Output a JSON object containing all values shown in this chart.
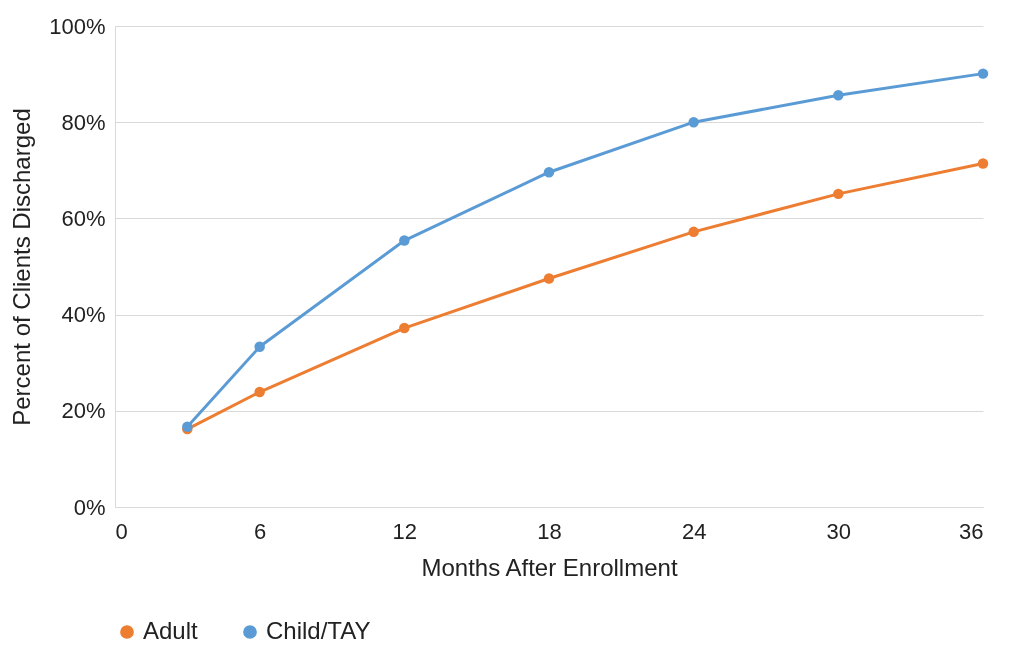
{
  "chart_data": {
    "type": "line",
    "xlabel": "Months After Enrollment",
    "ylabel": "Percent of Clients Discharged",
    "xlim": [
      0,
      36
    ],
    "xticks": [
      0,
      6,
      12,
      18,
      24,
      30,
      36
    ],
    "ylim": [
      0,
      100
    ],
    "yticks": [
      {
        "value": 0,
        "label": "0%"
      },
      {
        "value": 20,
        "label": "20%"
      },
      {
        "value": 40,
        "label": "40%"
      },
      {
        "value": 60,
        "label": "60%"
      },
      {
        "value": 80,
        "label": "80%"
      },
      {
        "value": 100,
        "label": "100%"
      }
    ],
    "grid": "y",
    "legend": "bottom",
    "marker": "circle",
    "line_style": "solid",
    "x": [
      3,
      6,
      12,
      18,
      24,
      30,
      36
    ],
    "series": [
      {
        "name": "Adult",
        "color": "#ed7d31",
        "values": [
          16.2,
          23.9,
          37.2,
          47.5,
          57.2,
          65.1,
          71.4
        ]
      },
      {
        "name": "Child/TAY",
        "color": "#5b9bd5",
        "values": [
          16.7,
          33.3,
          55.4,
          69.6,
          80.0,
          85.6,
          90.1
        ]
      }
    ]
  }
}
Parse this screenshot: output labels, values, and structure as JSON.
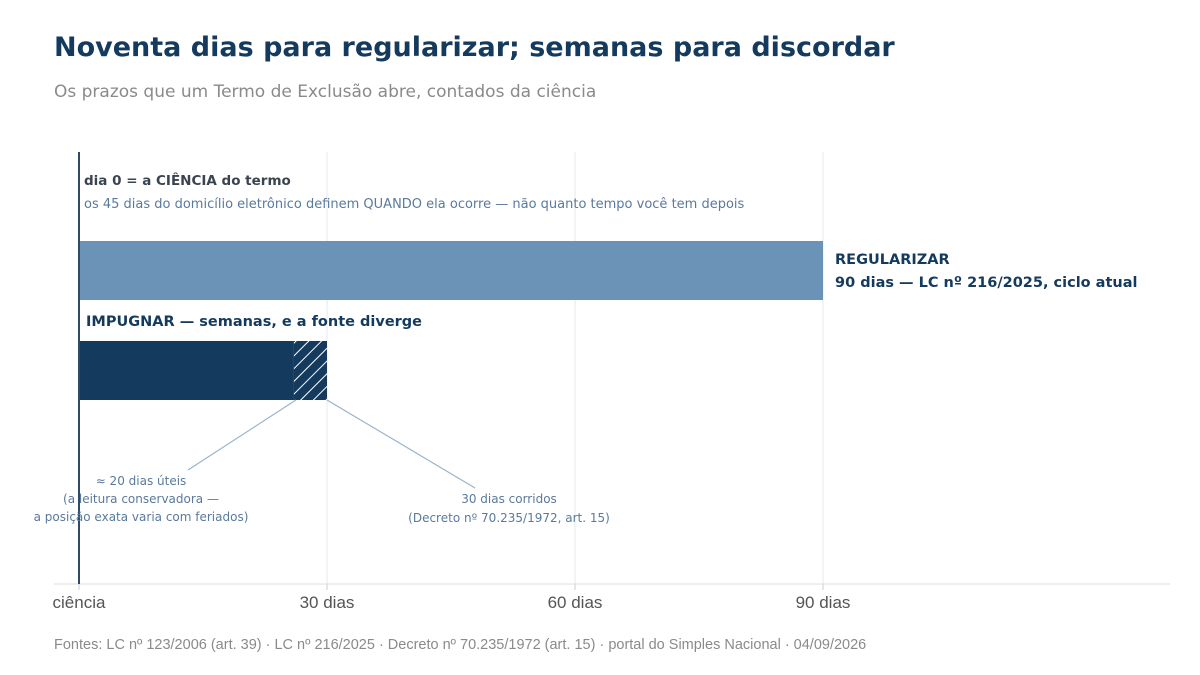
{
  "title": "Noventa dias para regularizar; semanas para discordar",
  "subtitle": "Os prazos que um Termo de Exclusão abre, contados da ciência",
  "footer": "Fontes: LC nº 123/2006 (art. 39) · LC nº 216/2025 · Decreto nº 70.235/1972 (art. 15) · portal do Simples Nacional · 04/09/2026",
  "colors": {
    "regularizar": "#6b93b7",
    "impugnar": "#143a5e",
    "grid": "#e8e8e8",
    "leader": "#9ab3cc"
  },
  "chart_data": {
    "type": "bar",
    "orientation": "horizontal",
    "xlim": [
      0,
      90
    ],
    "xticks": [
      {
        "value": 0,
        "label": "ciência"
      },
      {
        "value": 30,
        "label": "30 dias"
      },
      {
        "value": 60,
        "label": "60 dias"
      },
      {
        "value": 90,
        "label": "90 dias"
      }
    ],
    "grid": true,
    "series": [
      {
        "key": "regularizar",
        "start": 0,
        "end": 90,
        "label_title": "REGULARIZAR",
        "label_detail": "90 dias — LC nº 216/2025, ciclo atual"
      },
      {
        "key": "impugnar",
        "start": 0,
        "end": 30,
        "uncertain_from": 26,
        "label": "IMPUGNAR — semanas, e a fonte diverge"
      }
    ],
    "annotations": {
      "day0_title": "dia 0 = a CIÊNCIA do termo",
      "day0_note": "os 45 dias do domicílio eletrônico definem QUANDO ela ocorre — não quanto tempo você tem depois",
      "uteis_lines": [
        "≈ 20 dias úteis",
        "(a leitura conservadora —",
        "a posição exata varia com feriados)"
      ],
      "uteis_value": 26,
      "corridos_lines": [
        "30 dias corridos",
        "(Decreto nº 70.235/1972, art. 15)"
      ],
      "corridos_value": 30
    }
  }
}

• WHAT THE TASK ASKS
From the line containing "Parse this screenshot: output" down to the final line of the listing above, write out only those lines exactly as they are, minus the pictures.

• EXPECTED ANSWER
Parse this screenshot: output labels, values, and structure as JSON.
{
  "title": "Noventa dias para regularizar; semanas para discordar",
  "subtitle": "Os prazos que um Termo de Exclusão abre, contados da ciência",
  "footer": "Fontes: LC nº 123/2006 (art. 39) · LC nº 216/2025 · Decreto nº 70.235/1972 (art. 15) · portal do Simples Nacional · 04/09/2026",
  "colors": {
    "regularizar": "#6b93b7",
    "impugnar": "#143a5e",
    "grid": "#e8e8e8",
    "leader": "#9ab3cc"
  },
  "chart_data": {
    "type": "bar",
    "orientation": "horizontal",
    "xlim": [
      0,
      90
    ],
    "xticks": [
      {
        "value": 0,
        "label": "ciência"
      },
      {
        "value": 30,
        "label": "30 dias"
      },
      {
        "value": 60,
        "label": "60 dias"
      },
      {
        "value": 90,
        "label": "90 dias"
      }
    ],
    "grid": true,
    "series": [
      {
        "key": "regularizar",
        "start": 0,
        "end": 90,
        "label_title": "REGULARIZAR",
        "label_detail": "90 dias — LC nº 216/2025, ciclo atual"
      },
      {
        "key": "impugnar",
        "start": 0,
        "end": 30,
        "uncertain_from": 26,
        "label": "IMPUGNAR — semanas, e a fonte diverge"
      }
    ],
    "annotations": {
      "day0_title": "dia 0 = a CIÊNCIA do termo",
      "day0_note": "os 45 dias do domicílio eletrônico definem QUANDO ela ocorre — não quanto tempo você tem depois",
      "uteis_lines": [
        "≈ 20 dias úteis",
        "(a leitura conservadora —",
        "a posição exata varia com feriados)"
      ],
      "uteis_value": 26,
      "corridos_lines": [
        "30 dias corridos",
        "(Decreto nº 70.235/1972, art. 15)"
      ],
      "corridos_value": 30
    }
  }
}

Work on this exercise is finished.